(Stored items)
★ ★ ★ ★ ★ ★ ★

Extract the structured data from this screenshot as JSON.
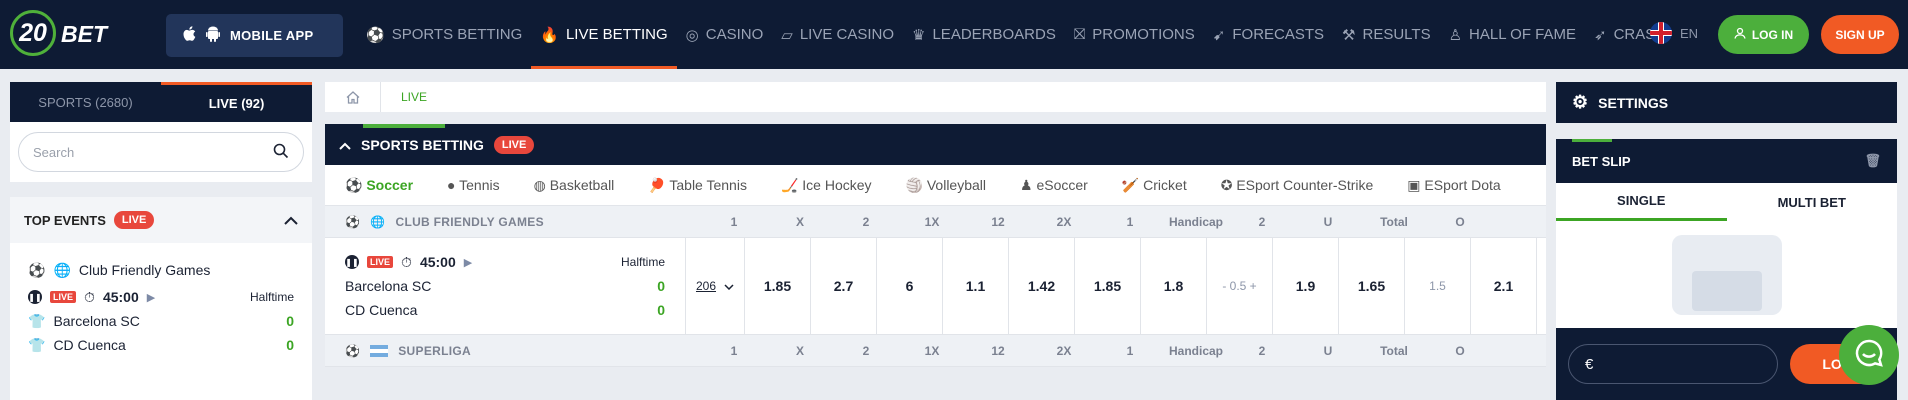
{
  "header": {
    "logo_num": "20",
    "logo_text": "BET",
    "mobile_app": "MOBILE APP",
    "nav": [
      {
        "label": "SPORTS BETTING",
        "icon": "ball-icon"
      },
      {
        "label": "LIVE BETTING",
        "icon": "flame-icon"
      },
      {
        "label": "CASINO",
        "icon": "chip-icon"
      },
      {
        "label": "LIVE CASINO",
        "icon": "card-icon"
      },
      {
        "label": "LEADERBOARDS",
        "icon": "trophy-icon"
      },
      {
        "label": "PROMOTIONS",
        "icon": "gift-icon"
      },
      {
        "label": "FORECASTS",
        "icon": "cursor-icon"
      },
      {
        "label": "RESULTS",
        "icon": "tools-icon"
      },
      {
        "label": "HALL OF FAME",
        "icon": "person-icon"
      },
      {
        "label": "CRASH",
        "icon": "rocket-icon"
      }
    ],
    "lang": "EN",
    "login": "LOG IN",
    "signup": "SIGN UP"
  },
  "left": {
    "tab_sports": "SPORTS (2680)",
    "tab_live": "LIVE (92)",
    "search_placeholder": "Search",
    "top_events": "TOP EVENTS",
    "live": "LIVE",
    "league": "Club Friendly Games",
    "time": "45:00",
    "status": "Halftime",
    "team1": "Barcelona SC",
    "team2": "CD Cuenca",
    "score1": "0",
    "score2": "0"
  },
  "center": {
    "crumb": "LIVE",
    "sb_title": "SPORTS BETTING",
    "sb_live": "LIVE",
    "sports": [
      "Soccer",
      "Tennis",
      "Basketball",
      "Table Tennis",
      "Ice Hockey",
      "Volleyball",
      "eSoccer",
      "Cricket",
      "ESport Counter-Strike",
      "ESport Dota"
    ],
    "columns": [
      "1",
      "X",
      "2",
      "1X",
      "12",
      "2X",
      "1",
      "Handicap",
      "2",
      "U",
      "Total",
      "O"
    ],
    "league1": "CLUB FRIENDLY GAMES",
    "league2": "SUPERLIGA",
    "match": {
      "live": "LIVE",
      "time": "45:00",
      "status": "Halftime",
      "team1": "Barcelona SC",
      "team2": "CD Cuenca",
      "score1": "0",
      "score2": "0",
      "bets": "206",
      "odds": [
        "1.85",
        "2.7",
        "6",
        "1.1",
        "1.42",
        "1.85",
        "1.8",
        "- 0.5 +",
        "1.9",
        "1.65",
        "1.5",
        "2.1"
      ]
    }
  },
  "right": {
    "settings": "SETTINGS",
    "betslip": "BET SLIP",
    "single": "SINGLE",
    "multi": "MULTI BET",
    "currency": "€",
    "login_btn": "LOG"
  }
}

★ ★ ★ ★ ★ ★ ★

__Directions__. Above are the records; copy every line in them that holds the word "icon".

__Result of this task__.
        "icon": "ball-icon"
        "icon": "flame-icon"
        "icon": "chip-icon"
        "icon": "card-icon"
        "icon": "trophy-icon"
        "icon": "gift-icon"
        "icon": "cursor-icon"
        "icon": "tools-icon"
        "icon": "person-icon"
        "icon": "rocket-icon"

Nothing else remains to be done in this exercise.